# GOAL
Leave out the pictures and repeat every record exactly.

# RECORDS
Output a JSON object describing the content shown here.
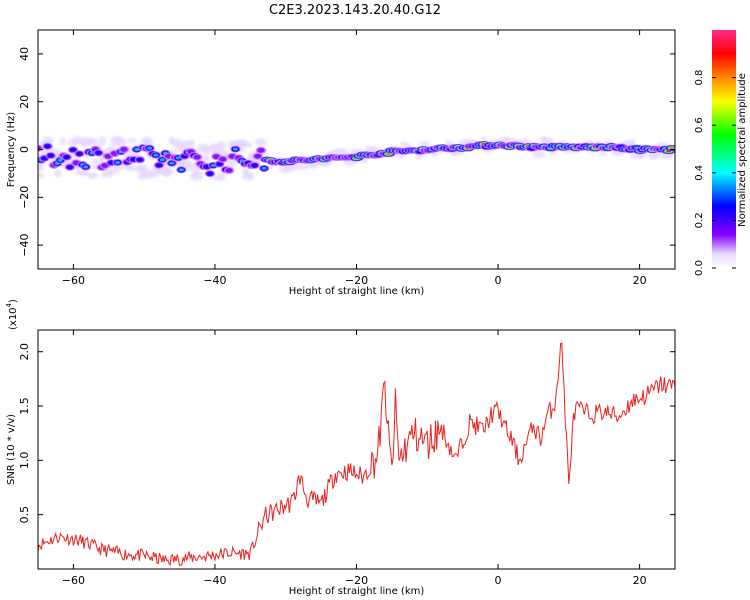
{
  "figure_title": "C2E3.2023.143.20.40.G12",
  "chart_data": [
    {
      "type": "heatmap",
      "xlabel": "Height of straight line (km)",
      "ylabel": "Frequency (Hz)",
      "xlim": [
        -65,
        25
      ],
      "ylim": [
        -50,
        50
      ],
      "xticks": [
        -60,
        -40,
        -20,
        0,
        20
      ],
      "yticks": [
        -40,
        -20,
        0,
        20,
        40
      ],
      "colorbar": {
        "label": "Normalized spectral amplitude",
        "ticks": [
          "0.0",
          "0.2",
          "0.4",
          "0.6",
          "0.8"
        ],
        "range": [
          0,
          1
        ],
        "colors": [
          "#ffffff",
          "#e8d8ff",
          "#8800ff",
          "#0000ff",
          "#00ffff",
          "#00ff00",
          "#ffff00",
          "#ff8800",
          "#ff0000",
          "#ff2a8a"
        ]
      },
      "ridge_center_hz": {
        "x": [
          -65,
          -55,
          -45,
          -40,
          -37,
          -35,
          -30,
          -25,
          -20,
          -15,
          -10,
          -5,
          0,
          5,
          10,
          15,
          20,
          25
        ],
        "y": [
          -3,
          -3,
          -4,
          -6,
          -4,
          -4,
          -5,
          -4,
          -3,
          -1,
          0,
          1,
          2,
          1,
          1,
          1,
          0,
          0
        ]
      }
    },
    {
      "type": "line",
      "xlabel": "Height of straight line (km)",
      "ylabel": "SNR (10 * v/v)",
      "multiplier_label": "(x10",
      "multiplier_exp": "4",
      "xlim": [
        -65,
        25
      ],
      "ylim": [
        0,
        2.2
      ],
      "xticks": [
        -60,
        -40,
        -20,
        0,
        20
      ],
      "yticks": [
        "0.5",
        "1.0",
        "1.5",
        "2.0"
      ],
      "line_color": "#e8211f",
      "series": [
        {
          "x": [
            -65,
            -62,
            -59,
            -56,
            -53,
            -50,
            -47,
            -44,
            -41,
            -38,
            -35,
            -33,
            -31,
            -29,
            -28,
            -27,
            -25,
            -23,
            -21,
            -19,
            -17,
            -16,
            -15.5,
            -15,
            -14.5,
            -14,
            -12,
            -10,
            -8,
            -6,
            -4,
            -2,
            -1,
            0,
            1,
            2,
            3,
            5,
            6,
            7,
            8,
            9,
            9.5,
            10,
            10.5,
            11,
            13,
            15,
            17,
            19,
            21,
            23,
            25
          ],
          "y": [
            0.22,
            0.3,
            0.26,
            0.18,
            0.14,
            0.12,
            0.08,
            0.1,
            0.12,
            0.15,
            0.14,
            0.48,
            0.55,
            0.62,
            0.85,
            0.65,
            0.6,
            0.88,
            0.9,
            0.85,
            1.05,
            1.7,
            1.2,
            0.9,
            1.5,
            1.0,
            1.25,
            1.15,
            1.3,
            1.0,
            1.35,
            1.28,
            1.42,
            1.46,
            1.3,
            1.18,
            1.0,
            1.32,
            1.2,
            1.42,
            1.52,
            2.1,
            1.4,
            0.75,
            1.3,
            1.48,
            1.42,
            1.45,
            1.4,
            1.55,
            1.6,
            1.7,
            1.68
          ]
        }
      ]
    }
  ]
}
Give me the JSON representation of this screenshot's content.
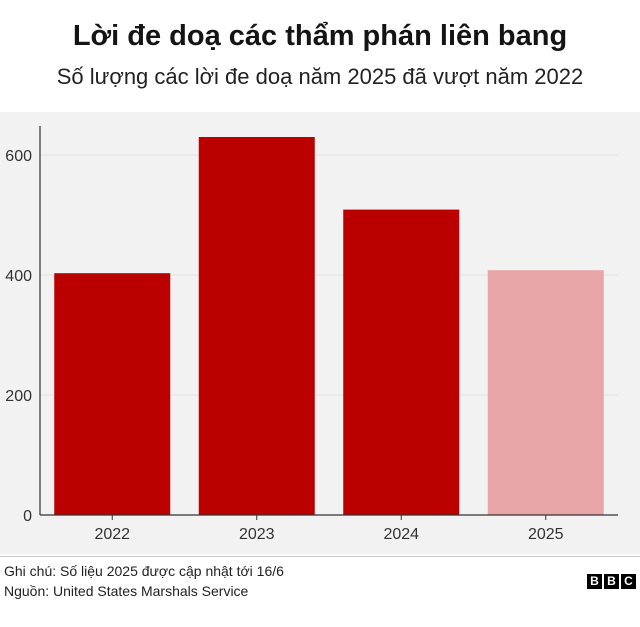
{
  "header": {
    "title": "Lời đe doạ các thẩm phán liên bang",
    "subtitle": "Số lượng các lời đe doạ năm 2025 đã vượt năm 2022"
  },
  "chart_data": {
    "type": "bar",
    "categories": [
      "2022",
      "2023",
      "2024",
      "2025"
    ],
    "values": [
      403,
      630,
      509,
      408
    ],
    "bar_colors": [
      "#bb0000",
      "#bb0000",
      "#bb0000",
      "#e8a5a8"
    ],
    "ylim": [
      0,
      660
    ],
    "yticks": [
      0,
      200,
      400,
      600
    ],
    "ytick_labels": [
      "0",
      "200",
      "400",
      "600"
    ],
    "grid": true,
    "background": "#f2f2f2"
  },
  "footer": {
    "note": "Ghi chú: Số liệu 2025 được cập nhật tới 16/6",
    "source": "Nguồn: United States Marshals Service",
    "logo": [
      "B",
      "B",
      "C"
    ]
  }
}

# RESULT OF THE EXERCISE
Output a JSON object describing the content shown here.
{
  "figure_title": "C2E3.2023.143.20.40.G12",
  "chart_data": [
    {
      "type": "heatmap",
      "xlabel": "Height of straight line (km)",
      "ylabel": "Frequency (Hz)",
      "xlim": [
        -65,
        25
      ],
      "ylim": [
        -50,
        50
      ],
      "xticks": [
        -60,
        -40,
        -20,
        0,
        20
      ],
      "yticks": [
        -40,
        -20,
        0,
        20,
        40
      ],
      "colorbar": {
        "label": "Normalized spectral amplitude",
        "ticks": [
          "0.0",
          "0.2",
          "0.4",
          "0.6",
          "0.8"
        ],
        "range": [
          0,
          1
        ],
        "colors": [
          "#ffffff",
          "#e8d8ff",
          "#8800ff",
          "#0000ff",
          "#00ffff",
          "#00ff00",
          "#ffff00",
          "#ff8800",
          "#ff0000",
          "#ff2a8a"
        ]
      },
      "ridge_center_hz": {
        "x": [
          -65,
          -55,
          -45,
          -40,
          -37,
          -35,
          -30,
          -25,
          -20,
          -15,
          -10,
          -5,
          0,
          5,
          10,
          15,
          20,
          25
        ],
        "y": [
          -3,
          -3,
          -4,
          -6,
          -4,
          -4,
          -5,
          -4,
          -3,
          -1,
          0,
          1,
          2,
          1,
          1,
          1,
          0,
          0
        ]
      }
    },
    {
      "type": "line",
      "xlabel": "Height of straight line (km)",
      "ylabel": "SNR (10 * v/v)",
      "multiplier_label": "(x10",
      "multiplier_exp": "4",
      "xlim": [
        -65,
        25
      ],
      "ylim": [
        0,
        2.2
      ],
      "xticks": [
        -60,
        -40,
        -20,
        0,
        20
      ],
      "yticks": [
        "0.5",
        "1.0",
        "1.5",
        "2.0"
      ],
      "line_color": "#e8211f",
      "series": [
        {
          "x": [
            -65,
            -62,
            -59,
            -56,
            -53,
            -50,
            -47,
            -44,
            -41,
            -38,
            -35,
            -33,
            -31,
            -29,
            -28,
            -27,
            -25,
            -23,
            -21,
            -19,
            -17,
            -16,
            -15.5,
            -15,
            -14.5,
            -14,
            -12,
            -10,
            -8,
            -6,
            -4,
            -2,
            -1,
            0,
            1,
            2,
            3,
            5,
            6,
            7,
            8,
            9,
            9.5,
            10,
            10.5,
            11,
            13,
            15,
            17,
            19,
            21,
            23,
            25
          ],
          "y": [
            0.22,
            0.3,
            0.26,
            0.18,
            0.14,
            0.12,
            0.08,
            0.1,
            0.12,
            0.15,
            0.14,
            0.48,
            0.55,
            0.62,
            0.85,
            0.65,
            0.6,
            0.88,
            0.9,
            0.85,
            1.05,
            1.7,
            1.2,
            0.9,
            1.5,
            1.0,
            1.25,
            1.15,
            1.3,
            1.0,
            1.35,
            1.28,
            1.42,
            1.46,
            1.3,
            1.18,
            1.0,
            1.32,
            1.2,
            1.42,
            1.52,
            2.1,
            1.4,
            0.75,
            1.3,
            1.48,
            1.42,
            1.45,
            1.4,
            1.55,
            1.6,
            1.7,
            1.68
          ]
        }
      ]
    }
  ]
}
Give me the JSON representation of this screenshot's content.
{
  "header": {
    "title": "Lời đe doạ các thẩm phán liên bang",
    "subtitle": "Số lượng các lời đe doạ năm 2025 đã vượt năm 2022"
  },
  "chart_data": {
    "type": "bar",
    "categories": [
      "2022",
      "2023",
      "2024",
      "2025"
    ],
    "values": [
      403,
      630,
      509,
      408
    ],
    "bar_colors": [
      "#bb0000",
      "#bb0000",
      "#bb0000",
      "#e8a5a8"
    ],
    "ylim": [
      0,
      660
    ],
    "yticks": [
      0,
      200,
      400,
      600
    ],
    "ytick_labels": [
      "0",
      "200",
      "400",
      "600"
    ],
    "grid": true,
    "background": "#f2f2f2"
  },
  "footer": {
    "note": "Ghi chú: Số liệu 2025 được cập nhật tới 16/6",
    "source": "Nguồn: United States Marshals Service",
    "logo": [
      "B",
      "B",
      "C"
    ]
  }
}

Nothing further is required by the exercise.